> **Short task**
Repeat the records word for word, excluding any picture.

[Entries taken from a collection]
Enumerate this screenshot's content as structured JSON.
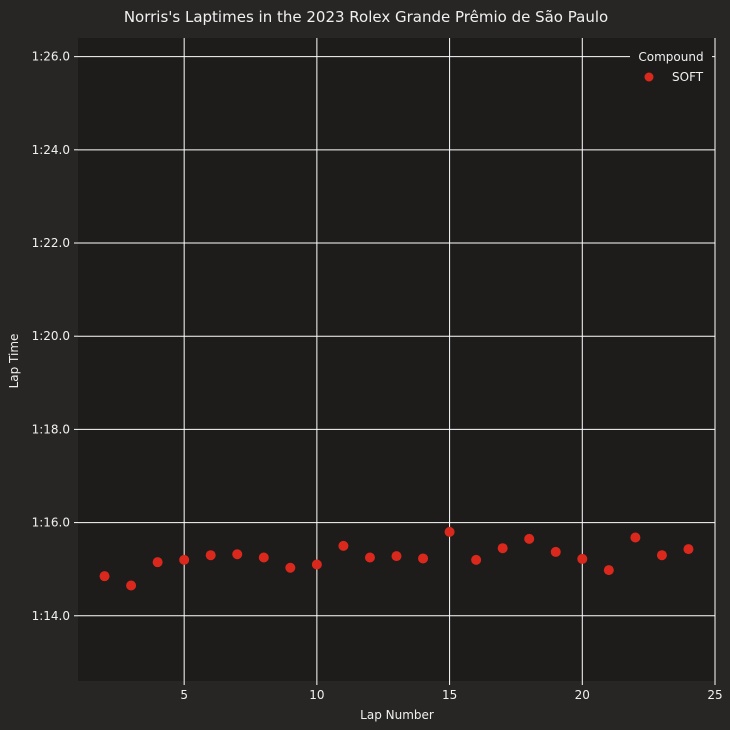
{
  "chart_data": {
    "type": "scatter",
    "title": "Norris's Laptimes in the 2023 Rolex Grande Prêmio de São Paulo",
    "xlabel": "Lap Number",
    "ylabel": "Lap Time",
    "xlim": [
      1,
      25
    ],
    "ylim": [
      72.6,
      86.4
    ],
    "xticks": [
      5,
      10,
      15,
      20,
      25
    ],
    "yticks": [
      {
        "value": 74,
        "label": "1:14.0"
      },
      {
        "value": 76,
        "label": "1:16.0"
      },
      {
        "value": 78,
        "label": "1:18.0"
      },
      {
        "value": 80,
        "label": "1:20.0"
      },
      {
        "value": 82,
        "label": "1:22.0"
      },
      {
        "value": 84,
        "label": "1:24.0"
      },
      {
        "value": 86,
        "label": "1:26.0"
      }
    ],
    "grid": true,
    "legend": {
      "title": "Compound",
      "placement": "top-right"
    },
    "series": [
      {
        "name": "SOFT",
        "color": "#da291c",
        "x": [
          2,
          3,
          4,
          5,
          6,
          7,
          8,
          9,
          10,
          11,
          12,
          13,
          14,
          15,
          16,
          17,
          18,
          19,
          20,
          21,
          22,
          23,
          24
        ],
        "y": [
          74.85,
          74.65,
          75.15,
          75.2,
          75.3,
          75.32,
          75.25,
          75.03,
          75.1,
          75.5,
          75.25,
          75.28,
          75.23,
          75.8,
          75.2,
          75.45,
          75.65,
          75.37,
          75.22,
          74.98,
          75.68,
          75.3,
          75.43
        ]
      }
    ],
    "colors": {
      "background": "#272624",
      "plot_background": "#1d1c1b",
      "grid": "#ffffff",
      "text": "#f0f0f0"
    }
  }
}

> **Task output**
Enumerate this screenshot's content as structured JSON.
{
  "chart_data": {
    "type": "scatter",
    "title": "Norris's Laptimes in the 2023 Rolex Grande Prêmio de São Paulo",
    "xlabel": "Lap Number",
    "ylabel": "Lap Time",
    "xlim": [
      1,
      25
    ],
    "ylim": [
      72.6,
      86.4
    ],
    "xticks": [
      5,
      10,
      15,
      20,
      25
    ],
    "yticks": [
      {
        "value": 74,
        "label": "1:14.0"
      },
      {
        "value": 76,
        "label": "1:16.0"
      },
      {
        "value": 78,
        "label": "1:18.0"
      },
      {
        "value": 80,
        "label": "1:20.0"
      },
      {
        "value": 82,
        "label": "1:22.0"
      },
      {
        "value": 84,
        "label": "1:24.0"
      },
      {
        "value": 86,
        "label": "1:26.0"
      }
    ],
    "grid": true,
    "legend": {
      "title": "Compound",
      "placement": "top-right"
    },
    "series": [
      {
        "name": "SOFT",
        "color": "#da291c",
        "x": [
          2,
          3,
          4,
          5,
          6,
          7,
          8,
          9,
          10,
          11,
          12,
          13,
          14,
          15,
          16,
          17,
          18,
          19,
          20,
          21,
          22,
          23,
          24
        ],
        "y": [
          74.85,
          74.65,
          75.15,
          75.2,
          75.3,
          75.32,
          75.25,
          75.03,
          75.1,
          75.5,
          75.25,
          75.28,
          75.23,
          75.8,
          75.2,
          75.45,
          75.65,
          75.37,
          75.22,
          74.98,
          75.68,
          75.3,
          75.43
        ]
      }
    ],
    "colors": {
      "background": "#272624",
      "plot_background": "#1d1c1b",
      "grid": "#ffffff",
      "text": "#f0f0f0"
    }
  }
}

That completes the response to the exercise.